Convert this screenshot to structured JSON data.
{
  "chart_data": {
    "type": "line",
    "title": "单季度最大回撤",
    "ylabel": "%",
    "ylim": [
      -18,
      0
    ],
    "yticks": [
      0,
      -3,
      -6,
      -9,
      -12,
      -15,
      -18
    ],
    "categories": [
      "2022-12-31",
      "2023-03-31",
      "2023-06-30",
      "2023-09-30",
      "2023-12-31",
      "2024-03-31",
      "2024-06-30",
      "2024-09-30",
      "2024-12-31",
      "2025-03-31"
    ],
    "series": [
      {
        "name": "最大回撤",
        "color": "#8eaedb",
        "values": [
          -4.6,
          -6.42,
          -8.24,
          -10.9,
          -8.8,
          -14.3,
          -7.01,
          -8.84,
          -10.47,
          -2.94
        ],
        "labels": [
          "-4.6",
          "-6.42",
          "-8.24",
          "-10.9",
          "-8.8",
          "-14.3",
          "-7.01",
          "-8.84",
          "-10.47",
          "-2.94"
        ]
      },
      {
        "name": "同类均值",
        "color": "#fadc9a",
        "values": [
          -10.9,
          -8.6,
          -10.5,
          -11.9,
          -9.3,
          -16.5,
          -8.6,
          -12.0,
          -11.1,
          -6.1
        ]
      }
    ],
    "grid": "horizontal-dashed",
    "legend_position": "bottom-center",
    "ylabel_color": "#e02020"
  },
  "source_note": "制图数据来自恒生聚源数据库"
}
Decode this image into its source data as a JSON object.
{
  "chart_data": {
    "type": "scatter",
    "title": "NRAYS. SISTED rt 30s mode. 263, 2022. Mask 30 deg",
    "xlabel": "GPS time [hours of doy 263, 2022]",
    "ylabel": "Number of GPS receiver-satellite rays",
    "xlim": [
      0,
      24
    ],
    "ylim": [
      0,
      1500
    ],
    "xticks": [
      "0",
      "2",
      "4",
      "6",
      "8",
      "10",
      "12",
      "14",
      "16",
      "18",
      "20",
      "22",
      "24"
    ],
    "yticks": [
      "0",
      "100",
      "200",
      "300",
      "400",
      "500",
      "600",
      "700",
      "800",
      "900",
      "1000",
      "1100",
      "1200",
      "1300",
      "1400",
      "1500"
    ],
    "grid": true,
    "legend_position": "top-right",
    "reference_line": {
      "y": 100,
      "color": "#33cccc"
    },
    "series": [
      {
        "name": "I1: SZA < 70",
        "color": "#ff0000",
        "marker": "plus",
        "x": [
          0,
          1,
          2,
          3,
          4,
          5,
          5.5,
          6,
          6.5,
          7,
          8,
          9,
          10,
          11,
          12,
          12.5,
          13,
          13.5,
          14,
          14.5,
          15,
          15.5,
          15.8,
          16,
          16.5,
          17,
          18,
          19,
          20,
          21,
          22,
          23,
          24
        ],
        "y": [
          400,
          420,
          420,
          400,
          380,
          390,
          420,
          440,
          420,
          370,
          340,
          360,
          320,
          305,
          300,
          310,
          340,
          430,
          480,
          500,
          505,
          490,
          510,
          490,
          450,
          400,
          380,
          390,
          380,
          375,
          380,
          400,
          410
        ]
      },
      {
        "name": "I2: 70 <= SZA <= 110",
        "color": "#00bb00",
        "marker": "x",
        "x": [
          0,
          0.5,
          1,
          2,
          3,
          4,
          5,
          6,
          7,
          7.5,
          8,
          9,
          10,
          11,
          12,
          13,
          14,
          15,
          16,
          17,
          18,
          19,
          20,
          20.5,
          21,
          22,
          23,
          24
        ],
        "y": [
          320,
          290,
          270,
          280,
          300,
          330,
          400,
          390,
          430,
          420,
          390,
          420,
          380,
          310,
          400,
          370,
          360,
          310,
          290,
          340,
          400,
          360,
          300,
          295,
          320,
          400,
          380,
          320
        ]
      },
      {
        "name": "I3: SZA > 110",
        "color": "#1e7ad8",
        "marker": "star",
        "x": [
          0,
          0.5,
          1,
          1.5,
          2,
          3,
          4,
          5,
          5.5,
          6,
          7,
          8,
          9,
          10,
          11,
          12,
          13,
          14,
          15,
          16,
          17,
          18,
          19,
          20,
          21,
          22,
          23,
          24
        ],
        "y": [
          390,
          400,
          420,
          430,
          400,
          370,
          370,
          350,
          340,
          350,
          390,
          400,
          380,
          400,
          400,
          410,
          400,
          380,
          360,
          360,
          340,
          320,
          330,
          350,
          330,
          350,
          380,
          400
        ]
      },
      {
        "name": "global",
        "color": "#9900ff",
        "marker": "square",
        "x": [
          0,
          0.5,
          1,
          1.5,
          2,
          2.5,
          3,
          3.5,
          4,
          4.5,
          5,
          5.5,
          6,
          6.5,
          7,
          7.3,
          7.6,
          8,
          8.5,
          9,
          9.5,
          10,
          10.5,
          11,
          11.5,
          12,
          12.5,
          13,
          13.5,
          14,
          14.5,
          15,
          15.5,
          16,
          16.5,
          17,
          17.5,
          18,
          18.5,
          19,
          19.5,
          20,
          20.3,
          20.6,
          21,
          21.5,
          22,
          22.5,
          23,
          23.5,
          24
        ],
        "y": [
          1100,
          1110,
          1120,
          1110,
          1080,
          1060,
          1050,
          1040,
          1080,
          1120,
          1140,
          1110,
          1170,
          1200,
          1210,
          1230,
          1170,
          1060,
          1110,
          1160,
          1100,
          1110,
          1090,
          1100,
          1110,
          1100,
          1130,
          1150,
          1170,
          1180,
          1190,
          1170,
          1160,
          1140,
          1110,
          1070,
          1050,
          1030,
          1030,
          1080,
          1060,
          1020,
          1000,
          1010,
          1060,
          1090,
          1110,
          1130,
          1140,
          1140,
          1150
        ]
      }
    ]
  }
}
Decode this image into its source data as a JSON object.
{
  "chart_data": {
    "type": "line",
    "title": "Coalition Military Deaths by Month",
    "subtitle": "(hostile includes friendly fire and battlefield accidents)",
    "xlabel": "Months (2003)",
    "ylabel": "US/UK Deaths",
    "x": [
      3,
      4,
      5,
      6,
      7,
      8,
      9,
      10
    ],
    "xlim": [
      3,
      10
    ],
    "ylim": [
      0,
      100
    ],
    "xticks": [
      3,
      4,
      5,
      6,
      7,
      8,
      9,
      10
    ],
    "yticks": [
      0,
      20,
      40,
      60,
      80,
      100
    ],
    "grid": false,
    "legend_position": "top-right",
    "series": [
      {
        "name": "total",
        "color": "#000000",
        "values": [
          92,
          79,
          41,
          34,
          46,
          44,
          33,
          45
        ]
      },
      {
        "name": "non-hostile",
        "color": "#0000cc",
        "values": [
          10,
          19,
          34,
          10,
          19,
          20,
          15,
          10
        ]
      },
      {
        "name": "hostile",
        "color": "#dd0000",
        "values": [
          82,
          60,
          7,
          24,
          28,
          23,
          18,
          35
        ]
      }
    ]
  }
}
● ● ● ●
■ Request:
From the listing above, extract every line exactly as it stands.

■ Answer:
Convert this screenshot to structured JSON data.
{
  "chart_data": {
    "type": "line",
    "title": "单季度最大回撤",
    "ylabel": "%",
    "ylim": [
      -18,
      0
    ],
    "yticks": [
      0,
      -3,
      -6,
      -9,
      -12,
      -15,
      -18
    ],
    "categories": [
      "2022-12-31",
      "2023-03-31",
      "2023-06-30",
      "2023-09-30",
      "2023-12-31",
      "2024-03-31",
      "2024-06-30",
      "2024-09-30",
      "2024-12-31",
      "2025-03-31"
    ],
    "series": [
      {
        "name": "最大回撤",
        "color": "#8eaedb",
        "values": [
          -4.6,
          -6.42,
          -8.24,
          -10.9,
          -8.8,
          -14.3,
          -7.01,
          -8.84,
          -10.47,
          -2.94
        ],
        "labels": [
          "-4.6",
          "-6.42",
          "-8.24",
          "-10.9",
          "-8.8",
          "-14.3",
          "-7.01",
          "-8.84",
          "-10.47",
          "-2.94"
        ]
      },
      {
        "name": "同类均值",
        "color": "#fadc9a",
        "values": [
          -10.9,
          -8.6,
          -10.5,
          -11.9,
          -9.3,
          -16.5,
          -8.6,
          -12.0,
          -11.1,
          -6.1
        ]
      }
    ],
    "grid": "horizontal-dashed",
    "legend_position": "bottom-center",
    "ylabel_color": "#e02020"
  },
  "source_note": "制图数据来自恒生聚源数据库"
}
Decode this image into its source data as a JSON object.
{
  "chart_data": {
    "type": "scatter",
    "title": "NRAYS. SISTED rt 30s mode. 263, 2022. Mask 30 deg",
    "xlabel": "GPS time [hours of doy 263, 2022]",
    "ylabel": "Number of GPS receiver-satellite rays",
    "xlim": [
      0,
      24
    ],
    "ylim": [
      0,
      1500
    ],
    "xticks": [
      "0",
      "2",
      "4",
      "6",
      "8",
      "10",
      "12",
      "14",
      "16",
      "18",
      "20",
      "22",
      "24"
    ],
    "yticks": [
      "0",
      "100",
      "200",
      "300",
      "400",
      "500",
      "600",
      "700",
      "800",
      "900",
      "1000",
      "1100",
      "1200",
      "1300",
      "1400",
      "1500"
    ],
    "grid": true,
    "legend_position": "top-right",
    "reference_line": {
      "y": 100,
      "color": "#33cccc"
    },
    "series": [
      {
        "name": "I1: SZA < 70",
        "color": "#ff0000",
        "marker": "plus",
        "x": [
          0,
          1,
          2,
          3,
          4,
          5,
          5.5,
          6,
          6.5,
          7,
          8,
          9,
          10,
          11,
          12,
          12.5,
          13,
          13.5,
          14,
          14.5,
          15,
          15.5,
          15.8,
          16,
          16.5,
          17,
          18,
          19,
          20,
          21,
          22,
          23,
          24
        ],
        "y": [
          400,
          420,
          420,
          400,
          380,
          390,
          420,
          440,
          420,
          370,
          340,
          360,
          320,
          305,
          300,
          310,
          340,
          430,
          480,
          500,
          505,
          490,
          510,
          490,
          450,
          400,
          380,
          390,
          380,
          375,
          380,
          400,
          410
        ]
      },
      {
        "name": "I2: 70 <= SZA <= 110",
        "color": "#00bb00",
        "marker": "x",
        "x": [
          0,
          0.5,
          1,
          2,
          3,
          4,
          5,
          6,
          7,
          7.5,
          8,
          9,
          10,
          11,
          12,
          13,
          14,
          15,
          16,
          17,
          18,
          19,
          20,
          20.5,
          21,
          22,
          23,
          24
        ],
        "y": [
          320,
          290,
          270,
          280,
          300,
          330,
          400,
          390,
          430,
          420,
          390,
          420,
          380,
          310,
          400,
          370,
          360,
          310,
          290,
          340,
          400,
          360,
          300,
          295,
          320,
          400,
          380,
          320
        ]
      },
      {
        "name": "I3: SZA > 110",
        "color": "#1e7ad8",
        "marker": "star",
        "x": [
          0,
          0.5,
          1,
          1.5,
          2,
          3,
          4,
          5,
          5.5,
          6,
          7,
          8,
          9,
          10,
          11,
          12,
          13,
          14,
          15,
          16,
          17,
          18,
          19,
          20,
          21,
          22,
          23,
          24
        ],
        "y": [
          390,
          400,
          420,
          430,
          400,
          370,
          370,
          350,
          340,
          350,
          390,
          400,
          380,
          400,
          400,
          410,
          400,
          380,
          360,
          360,
          340,
          320,
          330,
          350,
          330,
          350,
          380,
          400
        ]
      },
      {
        "name": "global",
        "color": "#9900ff",
        "marker": "square",
        "x": [
          0,
          0.5,
          1,
          1.5,
          2,
          2.5,
          3,
          3.5,
          4,
          4.5,
          5,
          5.5,
          6,
          6.5,
          7,
          7.3,
          7.6,
          8,
          8.5,
          9,
          9.5,
          10,
          10.5,
          11,
          11.5,
          12,
          12.5,
          13,
          13.5,
          14,
          14.5,
          15,
          15.5,
          16,
          16.5,
          17,
          17.5,
          18,
          18.5,
          19,
          19.5,
          20,
          20.3,
          20.6,
          21,
          21.5,
          22,
          22.5,
          23,
          23.5,
          24
        ],
        "y": [
          1100,
          1110,
          1120,
          1110,
          1080,
          1060,
          1050,
          1040,
          1080,
          1120,
          1140,
          1110,
          1170,
          1200,
          1210,
          1230,
          1170,
          1060,
          1110,
          1160,
          1100,
          1110,
          1090,
          1100,
          1110,
          1100,
          1130,
          1150,
          1170,
          1180,
          1190,
          1170,
          1160,
          1140,
          1110,
          1070,
          1050,
          1030,
          1030,
          1080,
          1060,
          1020,
          1000,
          1010,
          1060,
          1090,
          1110,
          1130,
          1140,
          1140,
          1150
        ]
      }
    ]
  }
}
Decode this image into its source data as a JSON object.
{
  "chart_data": {
    "type": "line",
    "title": "Coalition Military Deaths by Month",
    "subtitle": "(hostile includes friendly fire and battlefield accidents)",
    "xlabel": "Months (2003)",
    "ylabel": "US/UK Deaths",
    "x": [
      3,
      4,
      5,
      6,
      7,
      8,
      9,
      10
    ],
    "xlim": [
      3,
      10
    ],
    "ylim": [
      0,
      100
    ],
    "xticks": [
      3,
      4,
      5,
      6,
      7,
      8,
      9,
      10
    ],
    "yticks": [
      0,
      20,
      40,
      60,
      80,
      100
    ],
    "grid": false,
    "legend_position": "top-right",
    "series": [
      {
        "name": "total",
        "color": "#000000",
        "values": [
          92,
          79,
          41,
          34,
          46,
          44,
          33,
          45
        ]
      },
      {
        "name": "non-hostile",
        "color": "#0000cc",
        "values": [
          10,
          19,
          34,
          10,
          19,
          20,
          15,
          10
        ]
      },
      {
        "name": "hostile",
        "color": "#dd0000",
        "values": [
          82,
          60,
          7,
          24,
          28,
          23,
          18,
          35
        ]
      }
    ]
  }
}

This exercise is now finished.